Aim of the exercise =>
Write the material out again in full, word for word. Do not include the pictures.

** begin Extracted records **

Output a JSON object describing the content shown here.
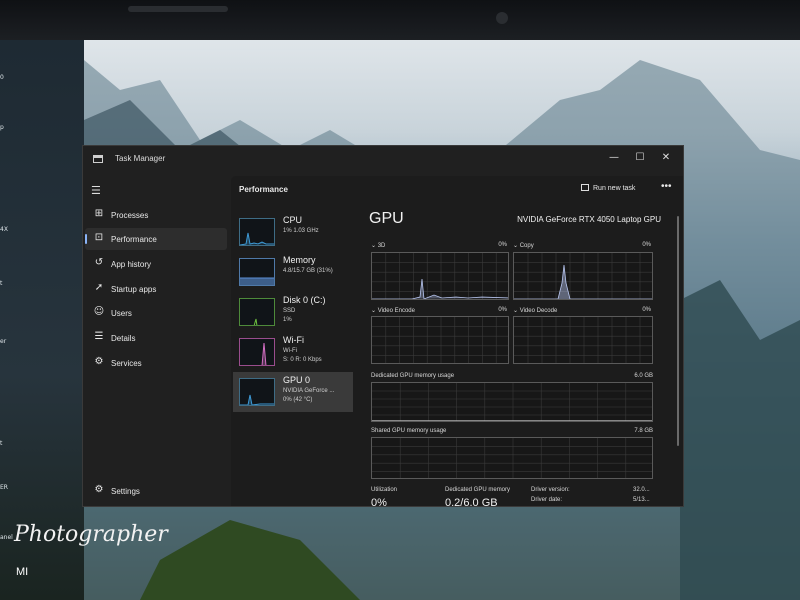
{
  "desktop": {
    "watermark": "Photographer",
    "watermark_sub": "MI",
    "left_icon_fragments": [
      "0",
      "p",
      "4X",
      "t",
      "er",
      "t",
      "ER",
      "anel"
    ]
  },
  "window": {
    "title": "Task Manager",
    "controls": {
      "minimize": "—",
      "maximize": "☐",
      "close": "✕"
    }
  },
  "nav": {
    "menu_icon": "hamburger-icon",
    "items": [
      {
        "label": "Processes",
        "icon": "processes-icon",
        "glyph": "⊞"
      },
      {
        "label": "Performance",
        "icon": "performance-icon",
        "glyph": "⊡",
        "active": true
      },
      {
        "label": "App history",
        "icon": "history-icon",
        "glyph": "↺"
      },
      {
        "label": "Startup apps",
        "icon": "startup-icon",
        "glyph": "➚"
      },
      {
        "label": "Users",
        "icon": "users-icon",
        "glyph": "☺"
      },
      {
        "label": "Details",
        "icon": "details-icon",
        "glyph": "☰"
      },
      {
        "label": "Services",
        "icon": "services-icon",
        "glyph": "⚙"
      }
    ],
    "settings": {
      "label": "Settings",
      "glyph": "⚙"
    }
  },
  "header": {
    "title": "Performance",
    "run_new_task": "Run new task",
    "more": "•••"
  },
  "devices": [
    {
      "name": "CPU",
      "line1": "1% 1.03 GHz",
      "line2": "",
      "kind": "cpu"
    },
    {
      "name": "Memory",
      "line1": "4.8/15.7 GB (31%)",
      "line2": "",
      "kind": "mem"
    },
    {
      "name": "Disk 0 (C:)",
      "line1": "SSD",
      "line2": "1%",
      "kind": "disk"
    },
    {
      "name": "Wi-Fi",
      "line1": "Wi-Fi",
      "line2": "S: 0 R: 0 Kbps",
      "kind": "wifi"
    },
    {
      "name": "GPU 0",
      "line1": "NVIDIA GeForce ...",
      "line2": "0% (42 °C)",
      "kind": "gpu",
      "selected": true
    }
  ],
  "gpu": {
    "title": "GPU",
    "model": "NVIDIA GeForce RTX 4050 Laptop GPU",
    "engines": [
      {
        "label": "3D",
        "pct": "0%"
      },
      {
        "label": "Copy",
        "pct": "0%"
      },
      {
        "label": "Video Encode",
        "pct": "0%"
      },
      {
        "label": "Video Decode",
        "pct": "0%"
      }
    ],
    "dedicated_label": "Dedicated GPU memory usage",
    "dedicated_max": "6.0 GB",
    "shared_label": "Shared GPU memory usage",
    "shared_max": "7.8 GB",
    "stats": {
      "utilization_label": "Utilization",
      "utilization_value": "0%",
      "dedicated_mem_label": "Dedicated GPU memory",
      "dedicated_mem_value": "0.2/6.0 GB",
      "driver_version_label": "Driver version:",
      "driver_version_value": "32.0...",
      "driver_date_label": "Driver date:",
      "driver_date_value": "5/13..."
    }
  },
  "colors": {
    "cpu": "#3e9ad6",
    "mem": "#5b8fd6",
    "disk": "#6cbf3e",
    "wifi": "#d46fc4",
    "gpu": "#3e9ad6",
    "gpu_graph_line": "#b8c6f0"
  }
}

** end Extracted records **

Solution to this problem =>
Output a JSON object describing the content shown here.
{
  "desktop": {
    "watermark": "Photographer",
    "watermark_sub": "MI",
    "left_icon_fragments": [
      "0",
      "p",
      "4X",
      "t",
      "er",
      "t",
      "ER",
      "anel"
    ]
  },
  "window": {
    "title": "Task Manager",
    "controls": {
      "minimize": "—",
      "maximize": "☐",
      "close": "✕"
    }
  },
  "nav": {
    "menu_icon": "hamburger-icon",
    "items": [
      {
        "label": "Processes",
        "icon": "processes-icon",
        "glyph": "⊞"
      },
      {
        "label": "Performance",
        "icon": "performance-icon",
        "glyph": "⊡",
        "active": true
      },
      {
        "label": "App history",
        "icon": "history-icon",
        "glyph": "↺"
      },
      {
        "label": "Startup apps",
        "icon": "startup-icon",
        "glyph": "➚"
      },
      {
        "label": "Users",
        "icon": "users-icon",
        "glyph": "☺"
      },
      {
        "label": "Details",
        "icon": "details-icon",
        "glyph": "☰"
      },
      {
        "label": "Services",
        "icon": "services-icon",
        "glyph": "⚙"
      }
    ],
    "settings": {
      "label": "Settings",
      "glyph": "⚙"
    }
  },
  "header": {
    "title": "Performance",
    "run_new_task": "Run new task",
    "more": "•••"
  },
  "devices": [
    {
      "name": "CPU",
      "line1": "1% 1.03 GHz",
      "line2": "",
      "kind": "cpu"
    },
    {
      "name": "Memory",
      "line1": "4.8/15.7 GB (31%)",
      "line2": "",
      "kind": "mem"
    },
    {
      "name": "Disk 0 (C:)",
      "line1": "SSD",
      "line2": "1%",
      "kind": "disk"
    },
    {
      "name": "Wi-Fi",
      "line1": "Wi-Fi",
      "line2": "S: 0 R: 0 Kbps",
      "kind": "wifi"
    },
    {
      "name": "GPU 0",
      "line1": "NVIDIA GeForce ...",
      "line2": "0% (42 °C)",
      "kind": "gpu",
      "selected": true
    }
  ],
  "gpu": {
    "title": "GPU",
    "model": "NVIDIA GeForce RTX 4050 Laptop GPU",
    "engines": [
      {
        "label": "3D",
        "pct": "0%"
      },
      {
        "label": "Copy",
        "pct": "0%"
      },
      {
        "label": "Video Encode",
        "pct": "0%"
      },
      {
        "label": "Video Decode",
        "pct": "0%"
      }
    ],
    "dedicated_label": "Dedicated GPU memory usage",
    "dedicated_max": "6.0 GB",
    "shared_label": "Shared GPU memory usage",
    "shared_max": "7.8 GB",
    "stats": {
      "utilization_label": "Utilization",
      "utilization_value": "0%",
      "dedicated_mem_label": "Dedicated GPU memory",
      "dedicated_mem_value": "0.2/6.0 GB",
      "driver_version_label": "Driver version:",
      "driver_version_value": "32.0...",
      "driver_date_label": "Driver date:",
      "driver_date_value": "5/13..."
    }
  },
  "colors": {
    "cpu": "#3e9ad6",
    "mem": "#5b8fd6",
    "disk": "#6cbf3e",
    "wifi": "#d46fc4",
    "gpu": "#3e9ad6",
    "gpu_graph_line": "#b8c6f0"
  }
}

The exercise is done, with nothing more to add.